Switch each occurrence of "interactable" in the items below to "clickable" and reproduce all the lines otherwise unchanged.
[Begin]
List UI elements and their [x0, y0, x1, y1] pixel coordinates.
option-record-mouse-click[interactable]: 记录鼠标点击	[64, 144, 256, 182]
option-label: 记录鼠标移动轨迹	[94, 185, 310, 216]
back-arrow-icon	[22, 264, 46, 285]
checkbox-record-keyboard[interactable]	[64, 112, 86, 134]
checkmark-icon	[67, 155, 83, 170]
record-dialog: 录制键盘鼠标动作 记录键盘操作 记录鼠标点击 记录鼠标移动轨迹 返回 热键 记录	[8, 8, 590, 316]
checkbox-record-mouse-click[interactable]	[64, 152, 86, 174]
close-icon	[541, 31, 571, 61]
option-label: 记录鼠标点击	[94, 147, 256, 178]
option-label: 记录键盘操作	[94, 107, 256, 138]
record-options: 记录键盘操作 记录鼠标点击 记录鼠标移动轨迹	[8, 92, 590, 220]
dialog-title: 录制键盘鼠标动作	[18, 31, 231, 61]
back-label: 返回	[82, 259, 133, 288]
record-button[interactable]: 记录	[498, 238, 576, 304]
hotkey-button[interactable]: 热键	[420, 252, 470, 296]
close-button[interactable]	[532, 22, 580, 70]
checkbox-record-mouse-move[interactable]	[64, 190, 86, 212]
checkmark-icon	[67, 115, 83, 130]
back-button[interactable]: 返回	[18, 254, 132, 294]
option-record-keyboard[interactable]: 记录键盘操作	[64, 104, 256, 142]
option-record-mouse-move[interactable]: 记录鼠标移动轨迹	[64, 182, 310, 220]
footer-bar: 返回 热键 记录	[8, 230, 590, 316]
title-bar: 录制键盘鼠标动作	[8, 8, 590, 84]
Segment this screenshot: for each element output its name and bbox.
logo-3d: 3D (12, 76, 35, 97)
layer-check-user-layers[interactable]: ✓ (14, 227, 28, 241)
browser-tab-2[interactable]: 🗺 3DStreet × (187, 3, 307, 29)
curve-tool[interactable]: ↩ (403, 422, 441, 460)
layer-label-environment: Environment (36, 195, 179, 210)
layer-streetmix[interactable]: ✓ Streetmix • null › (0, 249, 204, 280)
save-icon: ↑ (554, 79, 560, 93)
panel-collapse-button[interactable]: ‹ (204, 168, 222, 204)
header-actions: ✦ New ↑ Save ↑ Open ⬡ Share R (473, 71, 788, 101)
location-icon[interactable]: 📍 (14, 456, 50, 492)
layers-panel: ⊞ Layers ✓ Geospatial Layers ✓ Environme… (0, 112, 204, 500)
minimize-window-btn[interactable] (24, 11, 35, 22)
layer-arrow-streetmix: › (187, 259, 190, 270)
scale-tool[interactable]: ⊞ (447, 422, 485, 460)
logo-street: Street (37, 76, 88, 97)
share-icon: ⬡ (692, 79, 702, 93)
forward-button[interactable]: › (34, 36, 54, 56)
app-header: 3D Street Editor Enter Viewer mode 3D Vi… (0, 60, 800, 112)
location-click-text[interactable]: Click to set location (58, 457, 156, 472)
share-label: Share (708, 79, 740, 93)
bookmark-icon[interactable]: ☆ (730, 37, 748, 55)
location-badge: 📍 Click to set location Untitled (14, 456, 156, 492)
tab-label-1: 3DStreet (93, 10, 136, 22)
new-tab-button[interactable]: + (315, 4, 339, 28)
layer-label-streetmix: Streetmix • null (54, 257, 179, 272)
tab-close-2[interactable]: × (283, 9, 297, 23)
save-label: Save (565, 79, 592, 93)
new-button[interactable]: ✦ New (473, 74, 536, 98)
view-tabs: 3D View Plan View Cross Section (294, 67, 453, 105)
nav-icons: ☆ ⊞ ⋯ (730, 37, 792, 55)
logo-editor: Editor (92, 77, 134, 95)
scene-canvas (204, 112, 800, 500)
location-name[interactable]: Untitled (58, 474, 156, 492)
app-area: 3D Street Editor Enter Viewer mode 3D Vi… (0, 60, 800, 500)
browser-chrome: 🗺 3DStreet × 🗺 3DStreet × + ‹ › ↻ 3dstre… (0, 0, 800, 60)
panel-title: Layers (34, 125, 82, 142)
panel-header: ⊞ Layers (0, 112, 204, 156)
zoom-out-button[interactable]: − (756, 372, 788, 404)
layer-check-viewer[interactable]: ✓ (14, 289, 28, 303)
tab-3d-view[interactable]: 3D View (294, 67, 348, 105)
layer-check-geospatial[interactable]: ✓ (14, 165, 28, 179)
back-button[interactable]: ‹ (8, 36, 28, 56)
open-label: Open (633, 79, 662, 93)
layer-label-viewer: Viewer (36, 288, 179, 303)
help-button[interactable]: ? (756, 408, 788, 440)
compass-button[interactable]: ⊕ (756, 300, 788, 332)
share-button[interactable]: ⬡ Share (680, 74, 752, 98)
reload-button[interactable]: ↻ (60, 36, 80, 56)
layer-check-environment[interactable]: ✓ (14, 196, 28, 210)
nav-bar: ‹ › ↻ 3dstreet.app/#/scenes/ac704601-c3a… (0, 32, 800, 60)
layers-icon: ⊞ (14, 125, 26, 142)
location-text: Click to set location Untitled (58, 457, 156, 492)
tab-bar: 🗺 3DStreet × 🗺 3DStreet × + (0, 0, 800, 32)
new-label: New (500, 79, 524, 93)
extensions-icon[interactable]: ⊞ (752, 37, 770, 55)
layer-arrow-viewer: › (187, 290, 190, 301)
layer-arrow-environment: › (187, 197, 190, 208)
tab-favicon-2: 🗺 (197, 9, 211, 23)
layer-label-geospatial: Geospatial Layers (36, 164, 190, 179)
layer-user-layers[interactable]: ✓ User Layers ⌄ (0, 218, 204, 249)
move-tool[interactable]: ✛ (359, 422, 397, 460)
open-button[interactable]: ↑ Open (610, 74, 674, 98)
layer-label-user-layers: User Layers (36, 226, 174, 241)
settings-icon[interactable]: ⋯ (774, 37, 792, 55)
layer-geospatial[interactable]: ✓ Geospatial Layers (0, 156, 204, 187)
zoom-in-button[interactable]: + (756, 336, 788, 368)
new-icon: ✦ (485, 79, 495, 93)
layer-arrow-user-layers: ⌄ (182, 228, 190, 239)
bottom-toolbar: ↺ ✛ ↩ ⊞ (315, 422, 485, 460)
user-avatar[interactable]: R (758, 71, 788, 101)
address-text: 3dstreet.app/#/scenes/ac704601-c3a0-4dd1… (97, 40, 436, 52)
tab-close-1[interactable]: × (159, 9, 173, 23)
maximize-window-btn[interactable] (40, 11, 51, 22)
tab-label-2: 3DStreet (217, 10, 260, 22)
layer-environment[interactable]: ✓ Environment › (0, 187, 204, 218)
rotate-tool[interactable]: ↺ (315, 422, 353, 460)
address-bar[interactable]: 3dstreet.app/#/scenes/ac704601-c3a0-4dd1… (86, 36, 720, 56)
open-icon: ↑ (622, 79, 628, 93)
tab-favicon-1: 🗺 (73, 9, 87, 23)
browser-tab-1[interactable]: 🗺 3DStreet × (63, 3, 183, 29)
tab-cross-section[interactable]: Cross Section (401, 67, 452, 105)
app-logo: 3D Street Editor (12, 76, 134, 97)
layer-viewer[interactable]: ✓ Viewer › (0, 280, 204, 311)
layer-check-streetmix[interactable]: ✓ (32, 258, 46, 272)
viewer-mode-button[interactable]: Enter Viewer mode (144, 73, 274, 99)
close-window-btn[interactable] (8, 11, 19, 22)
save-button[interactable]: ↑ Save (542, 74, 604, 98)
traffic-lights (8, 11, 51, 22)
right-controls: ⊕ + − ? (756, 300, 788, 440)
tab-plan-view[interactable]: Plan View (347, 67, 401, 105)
[End]
Solution below:
List UI elements and their [x0, y0, x1, y1] pixel coordinates.
option-record-mouse-click[clickable]: 记录鼠标点击	[64, 144, 256, 182]
option-label: 记录鼠标移动轨迹	[94, 185, 310, 216]
back-arrow-icon	[22, 264, 46, 285]
checkbox-record-keyboard[clickable]	[64, 112, 86, 134]
checkmark-icon	[67, 155, 83, 170]
record-dialog: 录制键盘鼠标动作 记录键盘操作 记录鼠标点击 记录鼠标移动轨迹 返回 热键 记录	[8, 8, 590, 316]
checkbox-record-mouse-click[clickable]	[64, 152, 86, 174]
close-icon	[541, 31, 571, 61]
option-label: 记录鼠标点击	[94, 147, 256, 178]
option-label: 记录键盘操作	[94, 107, 256, 138]
record-options: 记录键盘操作 记录鼠标点击 记录鼠标移动轨迹	[8, 92, 590, 220]
dialog-title: 录制键盘鼠标动作	[18, 31, 231, 61]
back-label: 返回	[82, 259, 133, 288]
record-button[clickable]: 记录	[498, 238, 576, 304]
hotkey-button[clickable]: 热键	[420, 252, 470, 296]
close-button[clickable]	[532, 22, 580, 70]
checkbox-record-mouse-move[clickable]	[64, 190, 86, 212]
checkmark-icon	[67, 115, 83, 130]
back-button[clickable]: 返回	[18, 254, 132, 294]
option-record-keyboard[clickable]: 记录键盘操作	[64, 104, 256, 142]
option-record-mouse-move[clickable]: 记录鼠标移动轨迹	[64, 182, 310, 220]
footer-bar: 返回 热键 记录	[8, 230, 590, 316]
title-bar: 录制键盘鼠标动作	[8, 8, 590, 84]
Segment this screenshot: for each element output its name and bbox.
logo-3d: 3D (12, 76, 35, 97)
layer-check-user-layers[clickable]: ✓ (14, 227, 28, 241)
browser-tab-2[clickable]: 🗺 3DStreet × (187, 3, 307, 29)
curve-tool[clickable]: ↩ (403, 422, 441, 460)
layer-label-environment: Environment (36, 195, 179, 210)
layer-streetmix[clickable]: ✓ Streetmix • null › (0, 249, 204, 280)
save-icon: ↑ (554, 79, 560, 93)
panel-collapse-button[clickable]: ‹ (204, 168, 222, 204)
header-actions: ✦ New ↑ Save ↑ Open ⬡ Share R (473, 71, 788, 101)
location-icon[clickable]: 📍 (14, 456, 50, 492)
layers-panel: ⊞ Layers ✓ Geospatial Layers ✓ Environme… (0, 112, 204, 500)
minimize-window-btn[clickable] (24, 11, 35, 22)
layer-arrow-streetmix: › (187, 259, 190, 270)
scale-tool[clickable]: ⊞ (447, 422, 485, 460)
logo-street: Street (37, 76, 88, 97)
share-icon: ⬡ (692, 79, 702, 93)
forward-button[clickable]: › (34, 36, 54, 56)
app-header: 3D Street Editor Enter Viewer mode 3D Vi… (0, 60, 800, 112)
location-click-text[clickable]: Click to set location (58, 457, 156, 472)
share-label: Share (708, 79, 740, 93)
bookmark-icon[clickable]: ☆ (730, 37, 748, 55)
location-badge: 📍 Click to set location Untitled (14, 456, 156, 492)
tab-label-1: 3DStreet (93, 10, 136, 22)
new-tab-button[clickable]: + (315, 4, 339, 28)
layer-label-streetmix: Streetmix • null (54, 257, 179, 272)
tab-close-2[clickable]: × (283, 9, 297, 23)
save-label: Save (565, 79, 592, 93)
new-button[clickable]: ✦ New (473, 74, 536, 98)
view-tabs: 3D View Plan View Cross Section (294, 67, 453, 105)
nav-icons: ☆ ⊞ ⋯ (730, 37, 792, 55)
logo-editor: Editor (92, 77, 134, 95)
scene-canvas (204, 112, 800, 500)
location-name[clickable]: Untitled (58, 474, 156, 492)
app-area: 3D Street Editor Enter Viewer mode 3D Vi… (0, 60, 800, 500)
browser-chrome: 🗺 3DStreet × 🗺 3DStreet × + ‹ › ↻ 3dstre… (0, 0, 800, 60)
panel-title: Layers (34, 125, 82, 142)
panel-header: ⊞ Layers (0, 112, 204, 156)
zoom-out-button[clickable]: − (756, 372, 788, 404)
layer-check-viewer[clickable]: ✓ (14, 289, 28, 303)
tab-3d-view[clickable]: 3D View (294, 67, 348, 105)
layer-check-geospatial[clickable]: ✓ (14, 165, 28, 179)
back-button[clickable]: ‹ (8, 36, 28, 56)
open-label: Open (633, 79, 662, 93)
layer-label-viewer: Viewer (36, 288, 179, 303)
help-button[clickable]: ? (756, 408, 788, 440)
compass-button[clickable]: ⊕ (756, 300, 788, 332)
share-button[clickable]: ⬡ Share (680, 74, 752, 98)
reload-button[clickable]: ↻ (60, 36, 80, 56)
layer-check-environment[clickable]: ✓ (14, 196, 28, 210)
nav-bar: ‹ › ↻ 3dstreet.app/#/scenes/ac704601-c3a… (0, 32, 800, 60)
layers-icon: ⊞ (14, 125, 26, 142)
location-text: Click to set location Untitled (58, 457, 156, 492)
tab-bar: 🗺 3DStreet × 🗺 3DStreet × + (0, 0, 800, 32)
new-label: New (500, 79, 524, 93)
extensions-icon[clickable]: ⊞ (752, 37, 770, 55)
layer-arrow-viewer: › (187, 290, 190, 301)
layer-arrow-environment: › (187, 197, 190, 208)
tab-favicon-2: 🗺 (197, 9, 211, 23)
layer-label-geospatial: Geospatial Layers (36, 164, 190, 179)
layer-user-layers[clickable]: ✓ User Layers ⌄ (0, 218, 204, 249)
move-tool[clickable]: ✛ (359, 422, 397, 460)
open-button[clickable]: ↑ Open (610, 74, 674, 98)
layer-label-user-layers: User Layers (36, 226, 174, 241)
settings-icon[clickable]: ⋯ (774, 37, 792, 55)
layer-geospatial[clickable]: ✓ Geospatial Layers (0, 156, 204, 187)
zoom-in-button[clickable]: + (756, 336, 788, 368)
new-icon: ✦ (485, 79, 495, 93)
layer-arrow-user-layers: ⌄ (182, 228, 190, 239)
bottom-toolbar: ↺ ✛ ↩ ⊞ (315, 422, 485, 460)
user-avatar[clickable]: R (758, 71, 788, 101)
address-text: 3dstreet.app/#/scenes/ac704601-c3a0-4dd1… (97, 40, 436, 52)
tab-close-1[clickable]: × (159, 9, 173, 23)
maximize-window-btn[clickable] (40, 11, 51, 22)
tab-label-2: 3DStreet (217, 10, 260, 22)
layer-environment[clickable]: ✓ Environment › (0, 187, 204, 218)
rotate-tool[clickable]: ↺ (315, 422, 353, 460)
address-bar[clickable]: 3dstreet.app/#/scenes/ac704601-c3a0-4dd1… (86, 36, 720, 56)
open-icon: ↑ (622, 79, 628, 93)
tab-favicon-1: 🗺 (73, 9, 87, 23)
browser-tab-1[clickable]: 🗺 3DStreet × (63, 3, 183, 29)
tab-cross-section[clickable]: Cross Section (401, 67, 452, 105)
app-logo: 3D Street Editor (12, 76, 134, 97)
layer-viewer[clickable]: ✓ Viewer › (0, 280, 204, 311)
layer-check-streetmix[clickable]: ✓ (32, 258, 46, 272)
viewer-mode-button[clickable]: Enter Viewer mode (144, 73, 274, 99)
close-window-btn[clickable] (8, 11, 19, 22)
save-button[clickable]: ↑ Save (542, 74, 604, 98)
traffic-lights (8, 11, 51, 22)
right-controls: ⊕ + − ? (756, 300, 788, 440)
tab-plan-view[clickable]: Plan View (347, 67, 401, 105)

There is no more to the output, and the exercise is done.